◆ **BRIEF**
The required output is the line that contains "Decode this image" plus every line after it in the listing below, copied exactly as it appears.

◆ **DATA ROWS**
* start *

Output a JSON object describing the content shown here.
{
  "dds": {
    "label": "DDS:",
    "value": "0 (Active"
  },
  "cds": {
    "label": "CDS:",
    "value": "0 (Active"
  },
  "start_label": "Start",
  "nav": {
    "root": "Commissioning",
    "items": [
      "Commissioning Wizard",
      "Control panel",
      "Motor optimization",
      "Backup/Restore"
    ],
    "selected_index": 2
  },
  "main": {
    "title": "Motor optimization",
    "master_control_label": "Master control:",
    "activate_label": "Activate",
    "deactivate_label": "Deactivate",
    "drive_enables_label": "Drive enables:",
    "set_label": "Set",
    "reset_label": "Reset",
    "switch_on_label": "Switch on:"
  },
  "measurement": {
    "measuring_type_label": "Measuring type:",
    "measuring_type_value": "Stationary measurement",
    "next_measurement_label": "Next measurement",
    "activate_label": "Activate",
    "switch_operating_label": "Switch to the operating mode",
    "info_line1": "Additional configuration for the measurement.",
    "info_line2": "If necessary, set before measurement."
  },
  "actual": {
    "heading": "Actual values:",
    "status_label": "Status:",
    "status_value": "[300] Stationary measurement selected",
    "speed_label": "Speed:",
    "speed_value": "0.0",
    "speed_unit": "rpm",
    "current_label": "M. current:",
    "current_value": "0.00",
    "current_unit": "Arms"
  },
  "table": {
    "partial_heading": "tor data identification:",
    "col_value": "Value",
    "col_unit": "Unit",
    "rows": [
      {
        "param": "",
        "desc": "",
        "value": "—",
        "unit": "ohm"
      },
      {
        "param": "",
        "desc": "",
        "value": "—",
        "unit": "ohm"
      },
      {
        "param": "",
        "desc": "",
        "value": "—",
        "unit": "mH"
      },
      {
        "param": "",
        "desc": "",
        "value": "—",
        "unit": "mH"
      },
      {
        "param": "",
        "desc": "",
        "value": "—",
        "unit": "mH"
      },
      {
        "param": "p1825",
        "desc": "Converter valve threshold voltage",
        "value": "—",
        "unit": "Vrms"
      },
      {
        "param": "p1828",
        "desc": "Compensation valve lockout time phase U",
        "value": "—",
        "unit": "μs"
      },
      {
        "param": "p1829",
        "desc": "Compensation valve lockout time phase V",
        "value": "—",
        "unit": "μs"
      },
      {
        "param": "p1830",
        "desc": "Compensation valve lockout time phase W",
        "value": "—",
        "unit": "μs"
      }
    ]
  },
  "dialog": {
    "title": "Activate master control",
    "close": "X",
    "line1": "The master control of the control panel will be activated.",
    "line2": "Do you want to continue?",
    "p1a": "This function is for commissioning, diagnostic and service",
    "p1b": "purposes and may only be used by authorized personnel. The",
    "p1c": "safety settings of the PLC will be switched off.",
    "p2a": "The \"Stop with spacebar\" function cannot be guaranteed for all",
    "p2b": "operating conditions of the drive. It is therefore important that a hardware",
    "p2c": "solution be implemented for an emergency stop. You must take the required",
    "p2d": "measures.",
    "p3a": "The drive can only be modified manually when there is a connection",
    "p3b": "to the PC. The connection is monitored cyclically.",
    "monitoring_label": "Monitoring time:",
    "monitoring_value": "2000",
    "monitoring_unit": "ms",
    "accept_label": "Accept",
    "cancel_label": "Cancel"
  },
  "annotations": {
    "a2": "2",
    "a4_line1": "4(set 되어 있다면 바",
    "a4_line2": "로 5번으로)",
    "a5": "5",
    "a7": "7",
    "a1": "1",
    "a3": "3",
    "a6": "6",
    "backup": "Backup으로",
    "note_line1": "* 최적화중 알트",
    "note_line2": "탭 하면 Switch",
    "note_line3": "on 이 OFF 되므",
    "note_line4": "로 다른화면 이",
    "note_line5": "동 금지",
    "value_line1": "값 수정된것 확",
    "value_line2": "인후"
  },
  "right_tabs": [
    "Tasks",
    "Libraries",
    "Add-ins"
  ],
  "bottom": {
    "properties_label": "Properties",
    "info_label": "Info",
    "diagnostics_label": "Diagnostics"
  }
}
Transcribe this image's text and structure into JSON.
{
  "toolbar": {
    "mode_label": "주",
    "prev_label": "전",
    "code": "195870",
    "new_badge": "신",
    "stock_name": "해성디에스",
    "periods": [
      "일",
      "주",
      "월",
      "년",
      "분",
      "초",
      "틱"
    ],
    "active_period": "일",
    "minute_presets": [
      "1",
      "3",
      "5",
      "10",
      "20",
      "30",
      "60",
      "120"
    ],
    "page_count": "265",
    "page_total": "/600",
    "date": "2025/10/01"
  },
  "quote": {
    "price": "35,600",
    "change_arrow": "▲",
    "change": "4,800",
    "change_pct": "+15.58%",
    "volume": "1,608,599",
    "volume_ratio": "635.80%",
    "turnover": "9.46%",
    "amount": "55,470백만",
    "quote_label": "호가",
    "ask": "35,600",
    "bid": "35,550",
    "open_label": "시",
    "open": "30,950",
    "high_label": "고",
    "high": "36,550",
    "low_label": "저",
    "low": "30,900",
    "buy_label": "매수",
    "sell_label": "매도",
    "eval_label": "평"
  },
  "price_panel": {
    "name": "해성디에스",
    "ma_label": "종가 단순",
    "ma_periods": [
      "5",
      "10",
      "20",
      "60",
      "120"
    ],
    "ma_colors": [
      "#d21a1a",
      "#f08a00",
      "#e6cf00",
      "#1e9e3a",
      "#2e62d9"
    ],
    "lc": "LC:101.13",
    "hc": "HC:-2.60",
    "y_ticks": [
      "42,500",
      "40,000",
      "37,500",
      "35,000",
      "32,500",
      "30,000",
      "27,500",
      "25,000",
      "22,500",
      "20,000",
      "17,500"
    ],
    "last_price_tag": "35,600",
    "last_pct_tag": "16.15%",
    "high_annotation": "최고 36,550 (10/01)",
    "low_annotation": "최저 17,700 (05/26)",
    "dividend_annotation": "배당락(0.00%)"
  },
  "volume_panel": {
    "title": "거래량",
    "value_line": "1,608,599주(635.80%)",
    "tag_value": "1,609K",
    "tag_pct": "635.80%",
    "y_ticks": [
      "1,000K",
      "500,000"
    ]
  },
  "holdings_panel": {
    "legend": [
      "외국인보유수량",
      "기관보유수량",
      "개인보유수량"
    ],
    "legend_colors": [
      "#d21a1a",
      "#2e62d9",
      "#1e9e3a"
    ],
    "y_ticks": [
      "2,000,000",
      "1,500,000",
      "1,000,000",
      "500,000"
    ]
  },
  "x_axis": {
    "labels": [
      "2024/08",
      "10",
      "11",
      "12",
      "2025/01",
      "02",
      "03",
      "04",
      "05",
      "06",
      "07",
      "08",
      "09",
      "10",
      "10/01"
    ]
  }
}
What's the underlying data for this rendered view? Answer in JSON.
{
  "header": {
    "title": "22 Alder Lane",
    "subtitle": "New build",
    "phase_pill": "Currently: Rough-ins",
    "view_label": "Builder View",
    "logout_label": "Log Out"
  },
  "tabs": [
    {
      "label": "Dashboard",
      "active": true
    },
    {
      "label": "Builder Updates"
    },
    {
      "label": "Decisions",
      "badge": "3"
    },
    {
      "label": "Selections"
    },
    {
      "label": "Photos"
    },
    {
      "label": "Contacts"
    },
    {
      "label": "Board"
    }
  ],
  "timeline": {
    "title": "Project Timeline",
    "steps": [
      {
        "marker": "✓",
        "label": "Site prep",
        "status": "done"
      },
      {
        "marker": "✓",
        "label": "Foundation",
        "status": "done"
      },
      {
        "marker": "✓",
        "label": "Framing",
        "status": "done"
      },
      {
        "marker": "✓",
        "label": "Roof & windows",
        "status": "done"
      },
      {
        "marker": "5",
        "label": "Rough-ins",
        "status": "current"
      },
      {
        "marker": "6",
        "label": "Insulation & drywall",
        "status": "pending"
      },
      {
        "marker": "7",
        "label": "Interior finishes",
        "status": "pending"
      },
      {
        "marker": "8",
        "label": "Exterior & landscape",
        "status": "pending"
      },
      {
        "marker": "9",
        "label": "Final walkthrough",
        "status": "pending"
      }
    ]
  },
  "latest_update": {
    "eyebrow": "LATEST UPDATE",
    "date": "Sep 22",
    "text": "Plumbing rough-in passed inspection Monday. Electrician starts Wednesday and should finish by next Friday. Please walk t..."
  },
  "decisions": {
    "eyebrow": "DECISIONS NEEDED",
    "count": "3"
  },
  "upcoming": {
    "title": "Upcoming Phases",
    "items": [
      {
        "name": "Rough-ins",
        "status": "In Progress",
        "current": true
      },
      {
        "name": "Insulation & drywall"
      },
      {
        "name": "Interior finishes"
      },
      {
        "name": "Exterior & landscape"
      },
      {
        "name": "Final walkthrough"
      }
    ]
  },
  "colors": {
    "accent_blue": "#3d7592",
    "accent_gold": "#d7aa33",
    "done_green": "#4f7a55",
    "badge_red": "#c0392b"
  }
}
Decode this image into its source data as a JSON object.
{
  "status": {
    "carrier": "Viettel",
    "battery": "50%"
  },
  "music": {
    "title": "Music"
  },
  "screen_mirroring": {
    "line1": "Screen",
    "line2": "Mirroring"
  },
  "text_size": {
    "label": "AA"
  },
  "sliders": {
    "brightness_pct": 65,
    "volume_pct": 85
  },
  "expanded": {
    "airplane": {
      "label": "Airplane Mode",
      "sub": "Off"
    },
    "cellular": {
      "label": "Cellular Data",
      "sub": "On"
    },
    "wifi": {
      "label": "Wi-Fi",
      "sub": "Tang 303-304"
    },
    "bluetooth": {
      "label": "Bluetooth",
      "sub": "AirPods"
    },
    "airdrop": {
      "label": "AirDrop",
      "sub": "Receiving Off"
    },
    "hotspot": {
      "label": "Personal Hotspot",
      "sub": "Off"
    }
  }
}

* end *

◆ **FULL RESPONSE**
Decode this image into its source data as a JSON object.
{
  "status": {
    "carrier": "Viettel",
    "battery": "50%"
  },
  "music": {
    "title": "Music"
  },
  "screen_mirroring": {
    "line1": "Screen",
    "line2": "Mirroring"
  },
  "text_size": {
    "label": "AA"
  },
  "sliders": {
    "brightness_pct": 65,
    "volume_pct": 85
  },
  "expanded": {
    "airplane": {
      "label": "Airplane Mode",
      "sub": "Off"
    },
    "cellular": {
      "label": "Cellular Data",
      "sub": "On"
    },
    "wifi": {
      "label": "Wi-Fi",
      "sub": "Tang 303-304"
    },
    "bluetooth": {
      "label": "Bluetooth",
      "sub": "AirPods"
    },
    "airdrop": {
      "label": "AirDrop",
      "sub": "Receiving Off"
    },
    "hotspot": {
      "label": "Personal Hotspot",
      "sub": "Off"
    }
  }
}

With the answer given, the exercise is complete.